═════ Data extract ═════
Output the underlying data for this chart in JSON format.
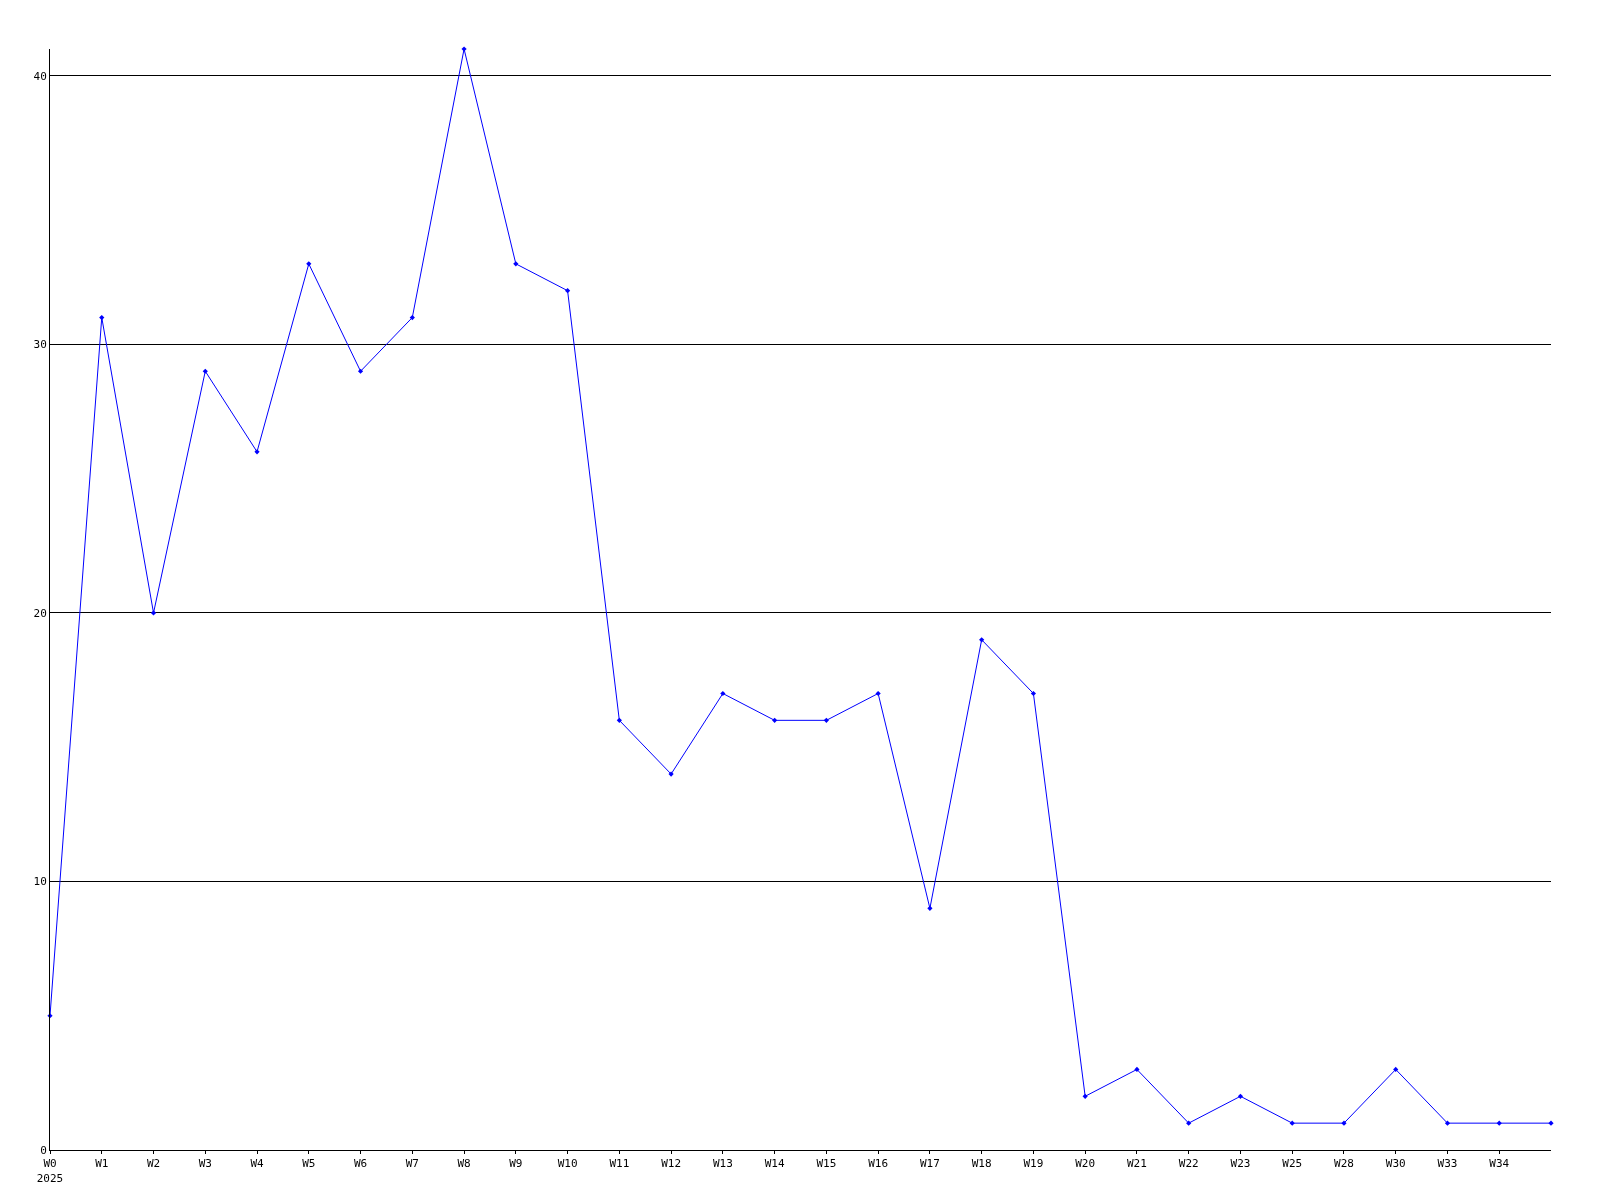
{
  "chart_data": {
    "type": "line",
    "categories": [
      "W0\n2025",
      "W1",
      "W2",
      "W3",
      "W4",
      "W5",
      "W6",
      "W7",
      "W8",
      "W9",
      "W10",
      "W11",
      "W12",
      "W13",
      "W14",
      "W15",
      "W16",
      "W17",
      "W18",
      "W19",
      "W20",
      "W21",
      "W22",
      "W23",
      "W25",
      "W28",
      "W30",
      "W33",
      "W34",
      null
    ],
    "series": [
      {
        "color": "#0000ff",
        "values": [
          5,
          31,
          20,
          29,
          26,
          33,
          29,
          31,
          41,
          33,
          32,
          16,
          14,
          17,
          16,
          16,
          17,
          9,
          19,
          17,
          2,
          3,
          1,
          2,
          1,
          1,
          3,
          1,
          1,
          1
        ]
      }
    ],
    "ylim": [
      0,
      41
    ],
    "yticks": [
      0,
      10,
      20,
      30,
      40
    ],
    "grid": "y",
    "marker": "diamond",
    "line_style": "solid",
    "legend": false
  }
}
═════
◆ **Request**
The records above must be echoed exactly, minus their pictures.

◆ **Task result**
Output the underlying data for this chart in JSON format.
{
  "chart_data": {
    "type": "line",
    "categories": [
      "W0\n2025",
      "W1",
      "W2",
      "W3",
      "W4",
      "W5",
      "W6",
      "W7",
      "W8",
      "W9",
      "W10",
      "W11",
      "W12",
      "W13",
      "W14",
      "W15",
      "W16",
      "W17",
      "W18",
      "W19",
      "W20",
      "W21",
      "W22",
      "W23",
      "W25",
      "W28",
      "W30",
      "W33",
      "W34",
      null
    ],
    "series": [
      {
        "color": "#0000ff",
        "values": [
          5,
          31,
          20,
          29,
          26,
          33,
          29,
          31,
          41,
          33,
          32,
          16,
          14,
          17,
          16,
          16,
          17,
          9,
          19,
          17,
          2,
          3,
          1,
          2,
          1,
          1,
          3,
          1,
          1,
          1
        ]
      }
    ],
    "ylim": [
      0,
      41
    ],
    "yticks": [
      0,
      10,
      20,
      30,
      40
    ],
    "grid": "y",
    "marker": "diamond",
    "line_style": "solid",
    "legend": false
  }
}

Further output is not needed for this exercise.